▶ **YOUR INSTRUCTIONS**
Repeat the records word for word, excluding any picture.
— start —
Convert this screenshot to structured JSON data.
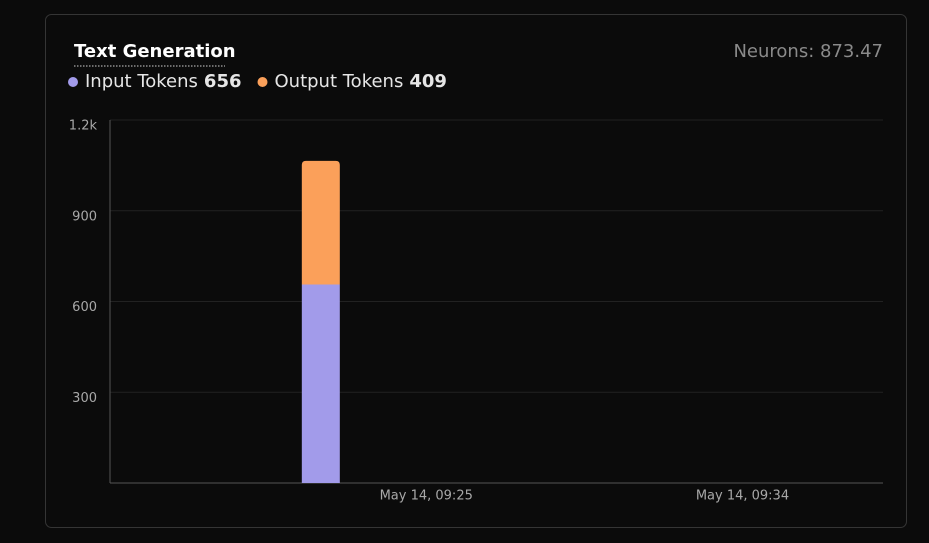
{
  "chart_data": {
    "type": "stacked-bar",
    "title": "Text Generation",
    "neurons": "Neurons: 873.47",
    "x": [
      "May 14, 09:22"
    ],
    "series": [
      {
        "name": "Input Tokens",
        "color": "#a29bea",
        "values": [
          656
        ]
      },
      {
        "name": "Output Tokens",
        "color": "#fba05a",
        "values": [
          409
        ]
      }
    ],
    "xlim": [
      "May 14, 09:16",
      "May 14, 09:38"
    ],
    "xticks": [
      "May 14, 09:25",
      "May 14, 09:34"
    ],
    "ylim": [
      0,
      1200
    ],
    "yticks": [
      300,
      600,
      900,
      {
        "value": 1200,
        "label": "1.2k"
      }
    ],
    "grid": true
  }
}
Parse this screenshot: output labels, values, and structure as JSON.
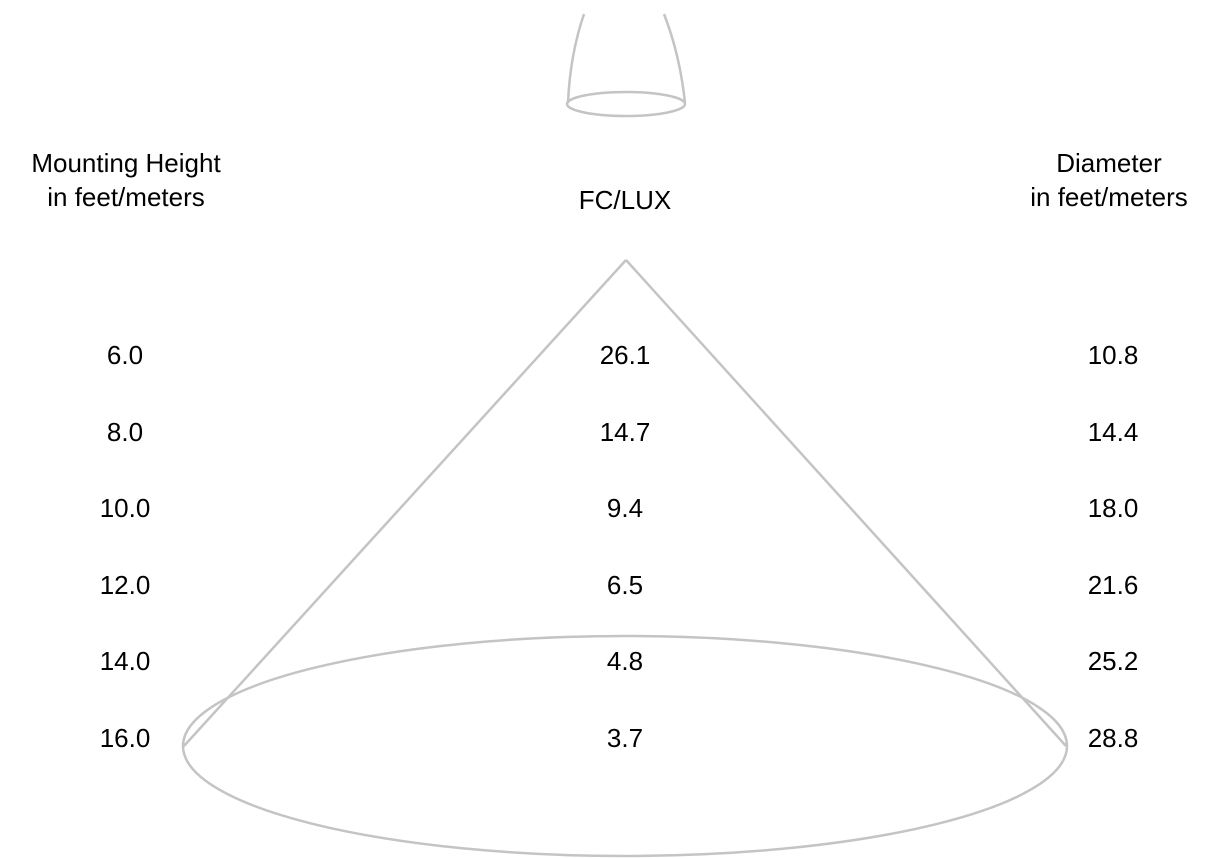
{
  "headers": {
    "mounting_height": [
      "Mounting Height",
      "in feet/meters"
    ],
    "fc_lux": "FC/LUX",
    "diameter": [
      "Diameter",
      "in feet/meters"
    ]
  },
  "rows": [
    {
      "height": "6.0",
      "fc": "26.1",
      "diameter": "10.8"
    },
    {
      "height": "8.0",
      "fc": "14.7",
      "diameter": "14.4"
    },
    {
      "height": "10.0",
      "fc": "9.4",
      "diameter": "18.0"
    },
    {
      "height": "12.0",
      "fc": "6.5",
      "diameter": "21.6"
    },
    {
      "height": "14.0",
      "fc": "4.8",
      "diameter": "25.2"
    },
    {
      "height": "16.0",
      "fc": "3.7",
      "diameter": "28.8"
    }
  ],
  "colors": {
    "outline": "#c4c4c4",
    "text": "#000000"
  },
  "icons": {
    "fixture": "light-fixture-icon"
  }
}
— end —
▶ **SOLUTION FOR THIS PROBLEM**
Convert this screenshot to structured JSON data.
{
  "chart_data": {
    "type": "stacked-bar",
    "title": "Text Generation",
    "neurons": "Neurons: 873.47",
    "x": [
      "May 14, 09:22"
    ],
    "series": [
      {
        "name": "Input Tokens",
        "color": "#a29bea",
        "values": [
          656
        ]
      },
      {
        "name": "Output Tokens",
        "color": "#fba05a",
        "values": [
          409
        ]
      }
    ],
    "xlim": [
      "May 14, 09:16",
      "May 14, 09:38"
    ],
    "xticks": [
      "May 14, 09:25",
      "May 14, 09:34"
    ],
    "ylim": [
      0,
      1200
    ],
    "yticks": [
      300,
      600,
      900,
      {
        "value": 1200,
        "label": "1.2k"
      }
    ],
    "grid": true
  }
}
Parse this screenshot: output labels, values, and structure as JSON.
{
  "headers": {
    "mounting_height": [
      "Mounting Height",
      "in feet/meters"
    ],
    "fc_lux": "FC/LUX",
    "diameter": [
      "Diameter",
      "in feet/meters"
    ]
  },
  "rows": [
    {
      "height": "6.0",
      "fc": "26.1",
      "diameter": "10.8"
    },
    {
      "height": "8.0",
      "fc": "14.7",
      "diameter": "14.4"
    },
    {
      "height": "10.0",
      "fc": "9.4",
      "diameter": "18.0"
    },
    {
      "height": "12.0",
      "fc": "6.5",
      "diameter": "21.6"
    },
    {
      "height": "14.0",
      "fc": "4.8",
      "diameter": "25.2"
    },
    {
      "height": "16.0",
      "fc": "3.7",
      "diameter": "28.8"
    }
  ],
  "colors": {
    "outline": "#c4c4c4",
    "text": "#000000"
  },
  "icons": {
    "fixture": "light-fixture-icon"
  }
}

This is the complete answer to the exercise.